• WHAT IS BEING ASKED: Quote the records in full and leave their pictures out.

• DATA FOR THE TASK:

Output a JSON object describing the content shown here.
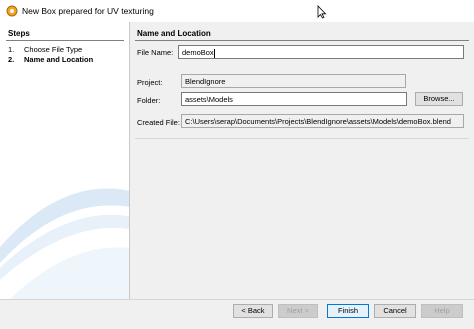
{
  "window": {
    "title": "New Box prepared for UV texturing",
    "icon": "app-gear-icon"
  },
  "steps": {
    "heading": "Steps",
    "items": [
      {
        "num": "1.",
        "label": "Choose File Type",
        "active": false
      },
      {
        "num": "2.",
        "label": "Name and Location",
        "active": true
      }
    ]
  },
  "panel": {
    "heading": "Name and Location",
    "file_name_label": "File Name:",
    "file_name_value": "demoBox",
    "project_label": "Project:",
    "project_value": "BlendIgnore",
    "folder_label": "Folder:",
    "folder_value": "assets\\Models",
    "browse_label": "Browse...",
    "created_file_label": "Created File:",
    "created_file_value": "C:\\Users\\serap\\Documents\\Projects\\BlendIgnore\\assets\\Models\\demoBox.blend"
  },
  "buttons": {
    "back": "< Back",
    "next": "Next >",
    "finish": "Finish",
    "cancel": "Cancel",
    "help": "Help"
  }
}
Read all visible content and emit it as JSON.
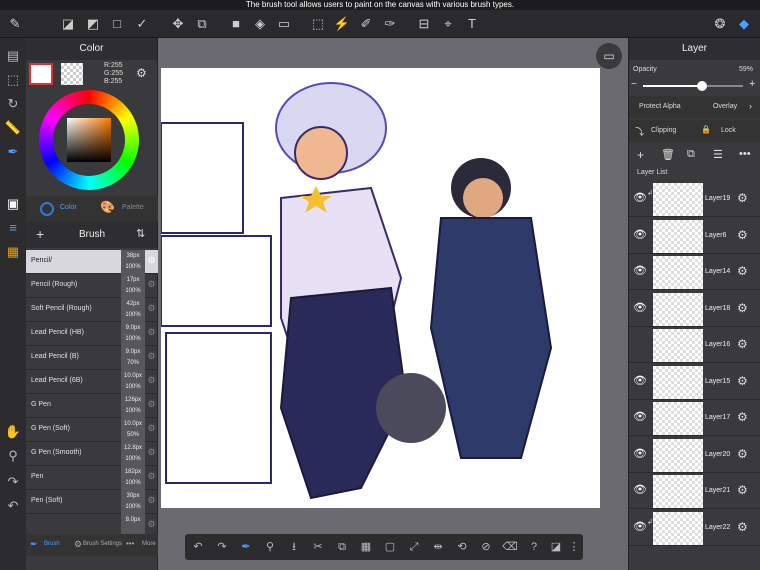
{
  "status": {
    "hint": "The brush tool allows users to paint on the canvas with various brush types."
  },
  "color_panel": {
    "title": "Color",
    "r": "R:255",
    "g": "G:255",
    "b": "B:255",
    "tab_color": "Color",
    "tab_palette": "Palette"
  },
  "brush_panel": {
    "title": "Brush",
    "items": [
      {
        "name": "Pencil/",
        "size": "38px",
        "opacity": "100%"
      },
      {
        "name": "Pencil (Rough)",
        "size": "17px",
        "opacity": "100%"
      },
      {
        "name": "Soft Pencil (Rough)",
        "size": "42px",
        "opacity": "100%"
      },
      {
        "name": "Lead Pencil (HB)",
        "size": "9.0px",
        "opacity": "100%"
      },
      {
        "name": "Lead Pencil (B)",
        "size": "9.0px",
        "opacity": "70%"
      },
      {
        "name": "Lead Pencil (6B)",
        "size": "10.0px",
        "opacity": "100%"
      },
      {
        "name": "G Pen",
        "size": "126px",
        "opacity": "100%"
      },
      {
        "name": "G Pen (Soft)",
        "size": "10.0px",
        "opacity": "50%"
      },
      {
        "name": "G Pen (Smooth)",
        "size": "12.8px",
        "opacity": "100%"
      },
      {
        "name": "Pen",
        "size": "182px",
        "opacity": "100%"
      },
      {
        "name": "Pen (Soft)",
        "size": "30px",
        "opacity": "100%"
      },
      {
        "name": "",
        "size": "8.0px",
        "opacity": ""
      }
    ],
    "footer_brush": "Brush",
    "footer_settings": "Brush Settings",
    "footer_more": "More"
  },
  "layer_panel": {
    "title": "Layer",
    "opacity_label": "Opacity",
    "opacity_value": "59%",
    "opacity_fraction": 0.59,
    "protect_alpha": "Protect Alpha",
    "blend_mode": "Overlay",
    "clipping": "Clipping",
    "lock": "Lock",
    "list_label": "Layer List",
    "layers": [
      {
        "name": "Layer19",
        "visible": true,
        "clip": true
      },
      {
        "name": "Layer6",
        "visible": true,
        "clip": false
      },
      {
        "name": "Layer14",
        "visible": true,
        "clip": false
      },
      {
        "name": "Layer18",
        "visible": true,
        "clip": false
      },
      {
        "name": "Layer16",
        "visible": false,
        "clip": false
      },
      {
        "name": "Layer15",
        "visible": true,
        "clip": false
      },
      {
        "name": "Layer17",
        "visible": true,
        "clip": false
      },
      {
        "name": "Layer20",
        "visible": true,
        "clip": false
      },
      {
        "name": "Layer21",
        "visible": true,
        "clip": false
      },
      {
        "name": "Layer22",
        "visible": true,
        "clip": true
      }
    ]
  },
  "colors": {
    "panel": "#3a3a3c",
    "selected_row": "#d8d8dc",
    "accent": "#2f7ad8"
  }
}
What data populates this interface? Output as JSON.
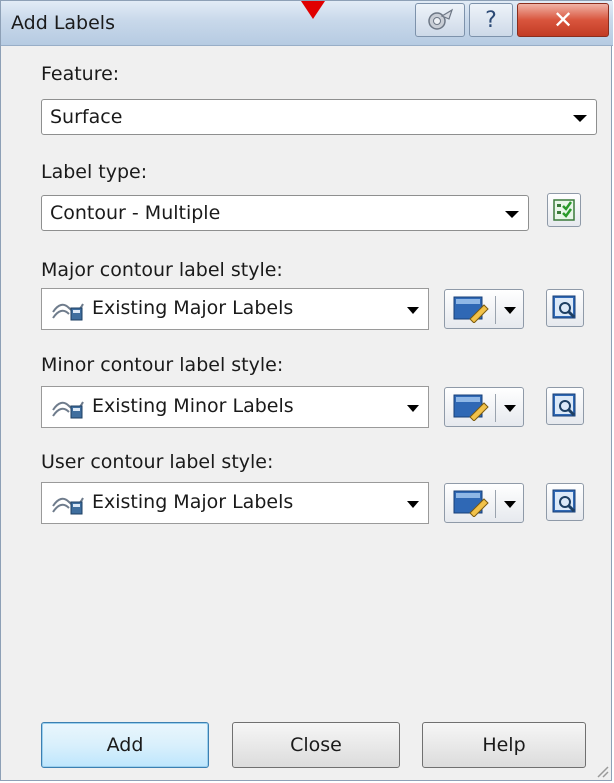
{
  "window": {
    "title": "Add Labels"
  },
  "title_buttons": {
    "pin_icon": "pin-icon",
    "help_glyph": "?",
    "close_glyph": "✕"
  },
  "feature": {
    "label": "Feature:",
    "value": "Surface"
  },
  "label_type": {
    "label": "Label type:",
    "value": "Contour - Multiple"
  },
  "major": {
    "label": "Major contour label style:",
    "value": "Existing Major Labels"
  },
  "minor": {
    "label": "Minor contour label style:",
    "value": "Existing Minor Labels"
  },
  "user": {
    "label": "User contour label style:",
    "value": "Existing Major Labels"
  },
  "buttons": {
    "add": "Add",
    "close": "Close",
    "help": "Help"
  },
  "colors": {
    "title_bar": "#c8d8ea",
    "close_button": "#d9553d",
    "default_button": "#d9f0fc",
    "marker": "#e00000"
  }
}
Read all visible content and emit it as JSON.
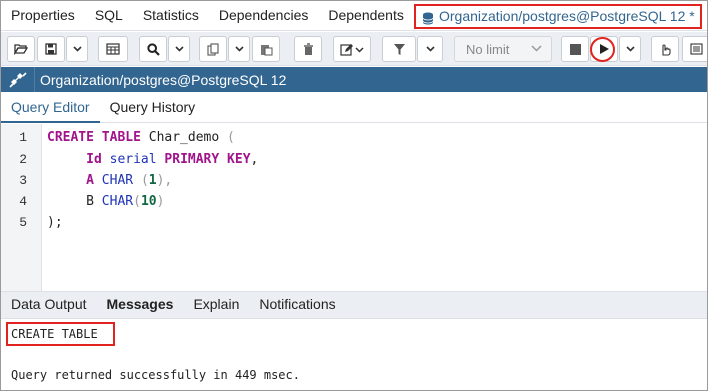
{
  "top_tabs": [
    "Properties",
    "SQL",
    "Statistics",
    "Dependencies",
    "Dependents"
  ],
  "active_tab": "Organization/postgres@PostgreSQL 12 *",
  "toolbar": {
    "limit_label": "No limit"
  },
  "editor_title": "Organization/postgres@PostgreSQL 12",
  "sub_tabs": {
    "query_editor": "Query Editor",
    "query_history": "Query History"
  },
  "code": {
    "line_numbers": [
      "1",
      "2",
      "3",
      "4",
      "5"
    ],
    "l1_kw": "CREATE TABLE",
    "l1_name": " Char_demo ",
    "l1_paren": "(",
    "l2_col": "Id",
    "l2_type": "serial",
    "l2_kw": "PRIMARY KEY",
    "l2_comma": ",",
    "l3_col": "A",
    "l3_type": "CHAR",
    "l3_open": "(",
    "l3_num": "1",
    "l3_close": "),",
    "l4_col": "B",
    "l4_type": "CHAR",
    "l4_open": "(",
    "l4_num": "10",
    "l4_close": ")",
    "l5": ");"
  },
  "bottom_tabs": [
    "Data Output",
    "Messages",
    "Explain",
    "Notifications"
  ],
  "messages": {
    "line1": "CREATE TABLE",
    "line2": "Query returned successfully in 449 msec."
  },
  "colors": {
    "accent": "#326690",
    "highlight": "#e0231e"
  }
}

• REPLY TO THE EXERCISE:
Output a JSON object describing the content shown here.
{
  "window": {
    "title": "New Box prepared for UV texturing",
    "icon": "app-gear-icon"
  },
  "steps": {
    "heading": "Steps",
    "items": [
      {
        "num": "1.",
        "label": "Choose File Type",
        "active": false
      },
      {
        "num": "2.",
        "label": "Name and Location",
        "active": true
      }
    ]
  },
  "panel": {
    "heading": "Name and Location",
    "file_name_label": "File Name:",
    "file_name_value": "demoBox",
    "project_label": "Project:",
    "project_value": "BlendIgnore",
    "folder_label": "Folder:",
    "folder_value": "assets\\Models",
    "browse_label": "Browse...",
    "created_file_label": "Created File:",
    "created_file_value": "C:\\Users\\serap\\Documents\\Projects\\BlendIgnore\\assets\\Models\\demoBox.blend"
  },
  "buttons": {
    "back": "< Back",
    "next": "Next >",
    "finish": "Finish",
    "cancel": "Cancel",
    "help": "Help"
  }
}
Read all visible content and emit it as JSON.
{
  "status": {
    "hint": "The brush tool allows users to paint on the canvas with various brush types."
  },
  "color_panel": {
    "title": "Color",
    "r": "R:255",
    "g": "G:255",
    "b": "B:255",
    "tab_color": "Color",
    "tab_palette": "Palette"
  },
  "brush_panel": {
    "title": "Brush",
    "items": [
      {
        "name": "Pencil/",
        "size": "38px",
        "opacity": "100%"
      },
      {
        "name": "Pencil (Rough)",
        "size": "17px",
        "opacity": "100%"
      },
      {
        "name": "Soft Pencil (Rough)",
        "size": "42px",
        "opacity": "100%"
      },
      {
        "name": "Lead Pencil (HB)",
        "size": "9.0px",
        "opacity": "100%"
      },
      {
        "name": "Lead Pencil (B)",
        "size": "9.0px",
        "opacity": "70%"
      },
      {
        "name": "Lead Pencil (6B)",
        "size": "10.0px",
        "opacity": "100%"
      },
      {
        "name": "G Pen",
        "size": "126px",
        "opacity": "100%"
      },
      {
        "name": "G Pen (Soft)",
        "size": "10.0px",
        "opacity": "50%"
      },
      {
        "name": "G Pen (Smooth)",
        "size": "12.8px",
        "opacity": "100%"
      },
      {
        "name": "Pen",
        "size": "182px",
        "opacity": "100%"
      },
      {
        "name": "Pen (Soft)",
        "size": "30px",
        "opacity": "100%"
      },
      {
        "name": "",
        "size": "8.0px",
        "opacity": ""
      }
    ],
    "footer_brush": "Brush",
    "footer_settings": "Brush Settings",
    "footer_more": "More"
  },
  "layer_panel": {
    "title": "Layer",
    "opacity_label": "Opacity",
    "opacity_value": "59%",
    "opacity_fraction": 0.59,
    "protect_alpha": "Protect Alpha",
    "blend_mode": "Overlay",
    "clipping": "Clipping",
    "lock": "Lock",
    "list_label": "Layer List",
    "layers": [
      {
        "name": "Layer19",
        "visible": true,
        "clip": true
      },
      {
        "name": "Layer6",
        "visible": true,
        "clip": false
      },
      {
        "name": "Layer14",
        "visible": true,
        "clip": false
      },
      {
        "name": "Layer18",
        "visible": true,
        "clip": false
      },
      {
        "name": "Layer16",
        "visible": false,
        "clip": false
      },
      {
        "name": "Layer15",
        "visible": true,
        "clip": false
      },
      {
        "name": "Layer17",
        "visible": true,
        "clip": false
      },
      {
        "name": "Layer20",
        "visible": true,
        "clip": false
      },
      {
        "name": "Layer21",
        "visible": true,
        "clip": false
      },
      {
        "name": "Layer22",
        "visible": true,
        "clip": true
      }
    ]
  },
  "colors": {
    "panel": "#3a3a3c",
    "selected_row": "#d8d8dc",
    "accent": "#2f7ad8"
  }
}
What data populates this interface? Output as JSON.
{
  "window": {
    "title": "Add Labels"
  },
  "title_buttons": {
    "pin_icon": "pin-icon",
    "help_glyph": "?",
    "close_glyph": "✕"
  },
  "feature": {
    "label": "Feature:",
    "value": "Surface"
  },
  "label_type": {
    "label": "Label type:",
    "value": "Contour - Multiple"
  },
  "major": {
    "label": "Major contour label style:",
    "value": "Existing Major Labels"
  },
  "minor": {
    "label": "Minor contour label style:",
    "value": "Existing Minor Labels"
  },
  "user": {
    "label": "User contour label style:",
    "value": "Existing Major Labels"
  },
  "buttons": {
    "add": "Add",
    "close": "Close",
    "help": "Help"
  },
  "colors": {
    "title_bar": "#c8d8ea",
    "close_button": "#d9553d",
    "default_button": "#d9f0fc",
    "marker": "#e00000"
  }
}
Read all visible content and emit it as JSON.
{
  "top_tabs": [
    "Properties",
    "SQL",
    "Statistics",
    "Dependencies",
    "Dependents"
  ],
  "active_tab": "Organization/postgres@PostgreSQL 12 *",
  "toolbar": {
    "limit_label": "No limit"
  },
  "editor_title": "Organization/postgres@PostgreSQL 12",
  "sub_tabs": {
    "query_editor": "Query Editor",
    "query_history": "Query History"
  },
  "code": {
    "line_numbers": [
      "1",
      "2",
      "3",
      "4",
      "5"
    ],
    "l1_kw": "CREATE TABLE",
    "l1_name": " Char_demo ",
    "l1_paren": "(",
    "l2_col": "Id",
    "l2_type": "serial",
    "l2_kw": "PRIMARY KEY",
    "l2_comma": ",",
    "l3_col": "A",
    "l3_type": "CHAR",
    "l3_open": "(",
    "l3_num": "1",
    "l3_close": "),",
    "l4_col": "B",
    "l4_type": "CHAR",
    "l4_open": "(",
    "l4_num": "10",
    "l4_close": ")",
    "l5": ");"
  },
  "bottom_tabs": [
    "Data Output",
    "Messages",
    "Explain",
    "Notifications"
  ],
  "messages": {
    "line1": "CREATE TABLE",
    "line2": "Query returned successfully in 449 msec."
  },
  "colors": {
    "accent": "#326690",
    "highlight": "#e0231e"
  }
}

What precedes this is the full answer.